■ EXERCISE REQUIREMENTS: Restate the listing below word for word, omitting any images.
· · · · ·
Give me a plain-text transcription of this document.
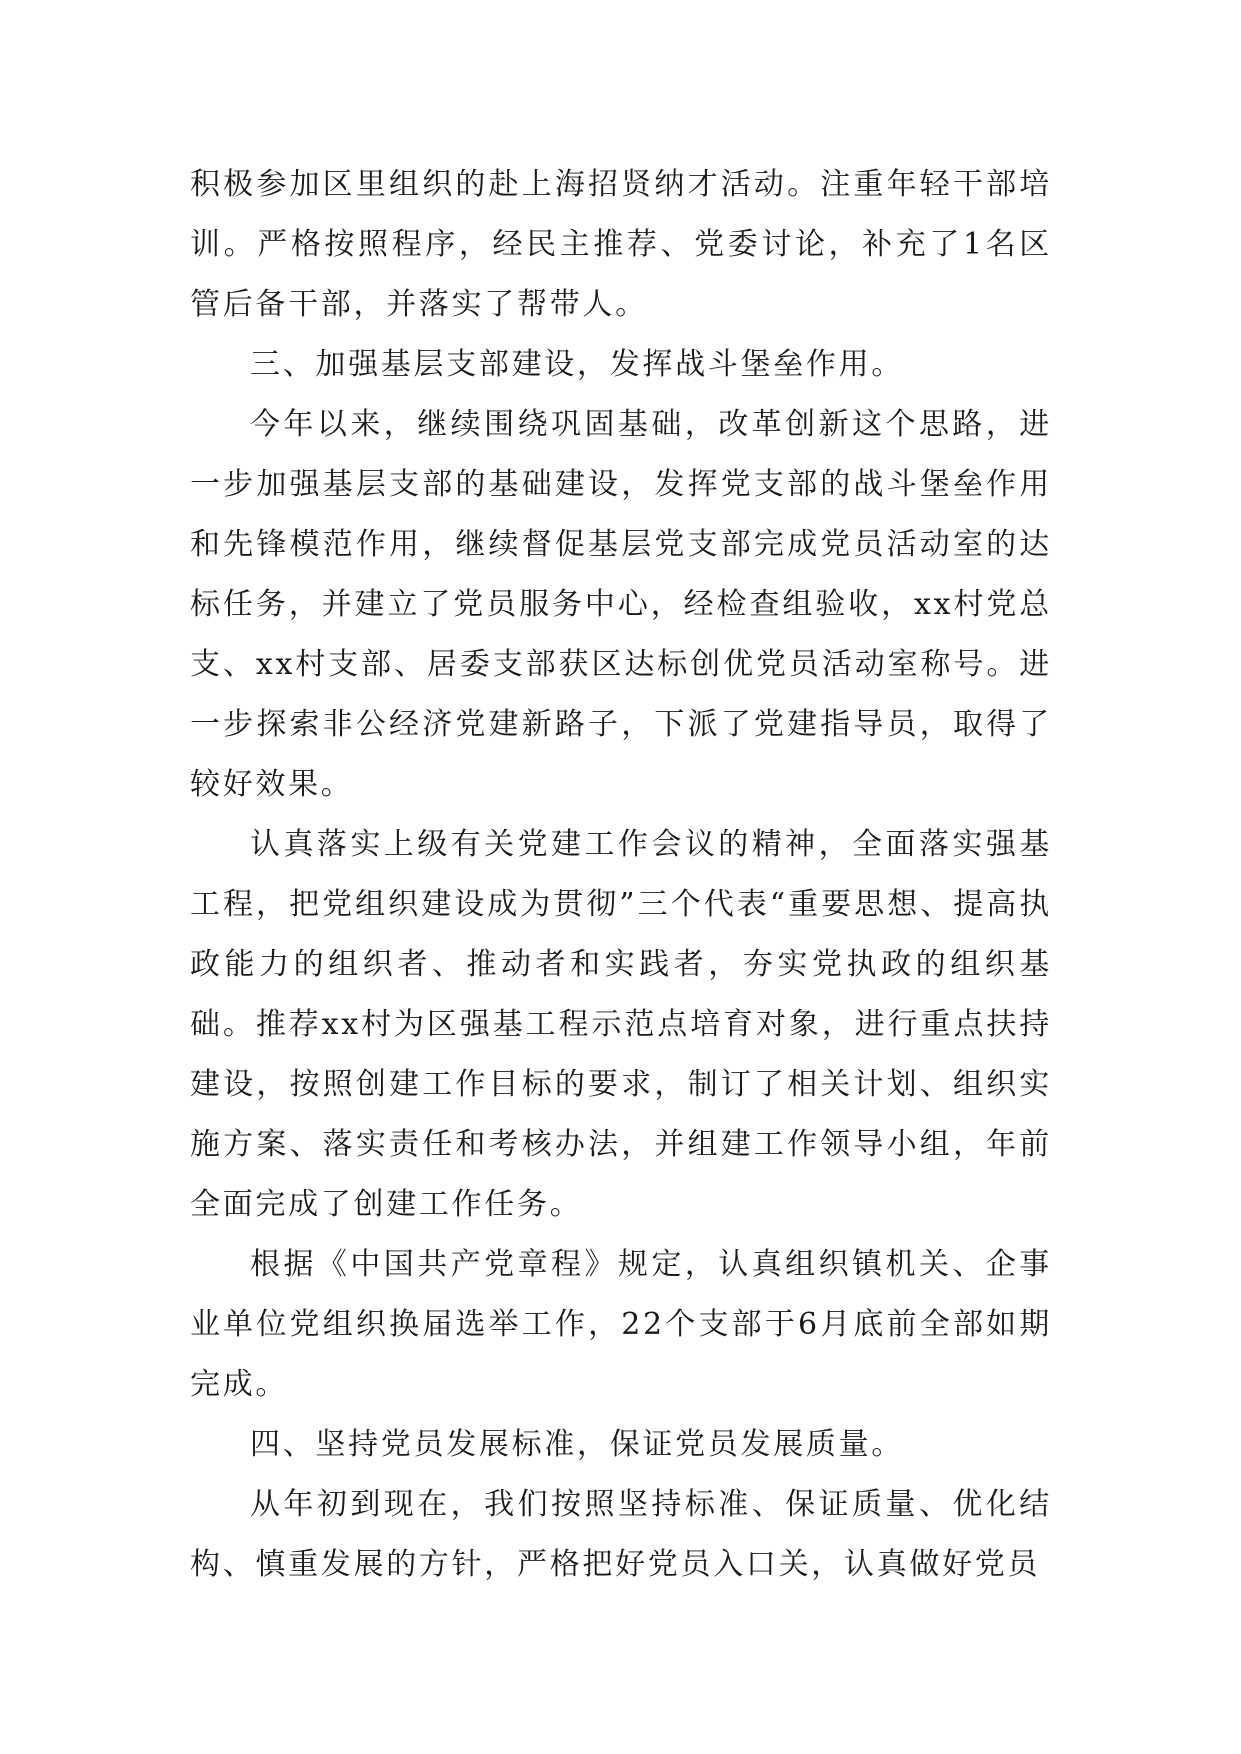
积极参加区里组织的赴上海招贤纳才活动。注重年轻干部培训。严格按照程序，经民主推荐、党委讨论，补充了1名区管后备干部，并落实了帮带人。

三、加强基层支部建设，发挥战斗堡垒作用。

今年以来，继续围绕巩固基础，改革创新这个思路，进一步加强基层支部的基础建设，发挥党支部的战斗堡垒作用和先锋模范作用，继续督促基层党支部完成党员活动室的达标任务，并建立了党员服务中心，经检查组验收，xx村党总支、xx村支部、居委支部获区达标创优党员活动室称号。进一步探索非公经济党建新路子，下派了党建指导员，取得了较好效果。

认真落实上级有关党建工作会议的精神，全面落实强基工程，把党组织建设成为贯彻”三个代表“重要思想、提高执政能力的组织者、推动者和实践者，夯实党执政的组织基础。推荐xx村为区强基工程示范点培育对象，进行重点扶持建设，按照创建工作目标的要求，制订了相关计划、组织实施方案、落实责任和考核办法，并组建工作领导小组，年前全面完成了创建工作任务。

根据《中国共产党章程》规定，认真组织镇机关、企事业单位党组织换届选举工作，22个支部于6月底前全部如期完成。

四、坚持党员发展标准，保证党员发展质量。

从年初到现在，我们按照坚持标准、保证质量、优化结构、慎重发展的方针，严格把好党员入口关，认真做好党员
· · · · ·
■ TASK OUTPUT:
Give me a plain-text transcription of this document.
积极参加区里组织的赴上海招贤纳才活动。注重年轻干部培训。严格按照程序，经民主推荐、党委讨论，补充了1名区管后备干部，并落实了帮带人。

三、加强基层支部建设，发挥战斗堡垒作用。

今年以来，继续围绕巩固基础，改革创新这个思路，进一步加强基层支部的基础建设，发挥党支部的战斗堡垒作用和先锋模范作用，继续督促基层党支部完成党员活动室的达标任务，并建立了党员服务中心，经检查组验收，xx村党总支、xx村支部、居委支部获区达标创优党员活动室称号。进一步探索非公经济党建新路子，下派了党建指导员，取得了较好效果。

认真落实上级有关党建工作会议的精神，全面落实强基工程，把党组织建设成为贯彻”三个代表“重要思想、提高执政能力的组织者、推动者和实践者，夯实党执政的组织基础。推荐xx村为区强基工程示范点培育对象，进行重点扶持建设，按照创建工作目标的要求，制订了相关计划、组织实施方案、落实责任和考核办法，并组建工作领导小组，年前全面完成了创建工作任务。

根据《中国共产党章程》规定，认真组织镇机关、企事业单位党组织换届选举工作，22个支部于6月底前全部如期完成。

四、坚持党员发展标准，保证党员发展质量。

从年初到现在，我们按照坚持标准、保证质量、优化结构、慎重发展的方针，严格把好党员入口关，认真做好党员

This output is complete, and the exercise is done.